> [Requirement]:
Write out all the data again, exactly as it stands.

> [Records supplied]:
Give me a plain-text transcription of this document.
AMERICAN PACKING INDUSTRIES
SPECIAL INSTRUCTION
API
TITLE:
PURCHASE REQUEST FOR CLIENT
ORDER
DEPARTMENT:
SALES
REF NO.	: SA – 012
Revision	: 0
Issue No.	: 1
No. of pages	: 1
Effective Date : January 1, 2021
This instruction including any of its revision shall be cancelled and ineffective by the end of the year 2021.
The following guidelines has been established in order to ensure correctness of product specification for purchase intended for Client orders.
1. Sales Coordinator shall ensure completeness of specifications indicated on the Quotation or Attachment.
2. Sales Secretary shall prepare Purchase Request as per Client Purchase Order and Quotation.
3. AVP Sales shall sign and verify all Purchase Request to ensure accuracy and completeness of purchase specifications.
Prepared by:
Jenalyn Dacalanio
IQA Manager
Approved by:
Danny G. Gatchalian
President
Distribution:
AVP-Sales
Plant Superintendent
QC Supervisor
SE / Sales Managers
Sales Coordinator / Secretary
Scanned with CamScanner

> [Full response]:
Give me a plain-text transcription of this document.
AMERICAN PACKING INDUSTRIES
SPECIAL INSTRUCTION
API
TITLE:
PURCHASE REQUEST FOR CLIENT
ORDER
DEPARTMENT:
SALES
REF NO.	: SA – 012
Revision	: 0
Issue No.	: 1
No. of pages	: 1
Effective Date : January 1, 2021
This instruction including any of its revision shall be cancelled and ineffective by the end of the year 2021.
The following guidelines has been established in order to ensure correctness of product specification for purchase intended for Client orders.
1. Sales Coordinator shall ensure completeness of specifications indicated on the Quotation or Attachment.
2. Sales Secretary shall prepare Purchase Request as per Client Purchase Order and Quotation.
3. AVP Sales shall sign and verify all Purchase Request to ensure accuracy and completeness of purchase specifications.
Prepared by:
Jenalyn Dacalanio
IQA Manager
Approved by:
Danny G. Gatchalian
President
Distribution:
AVP-Sales
Plant Superintendent
QC Supervisor
SE / Sales Managers
Sales Coordinator / Secretary
Scanned with CamScanner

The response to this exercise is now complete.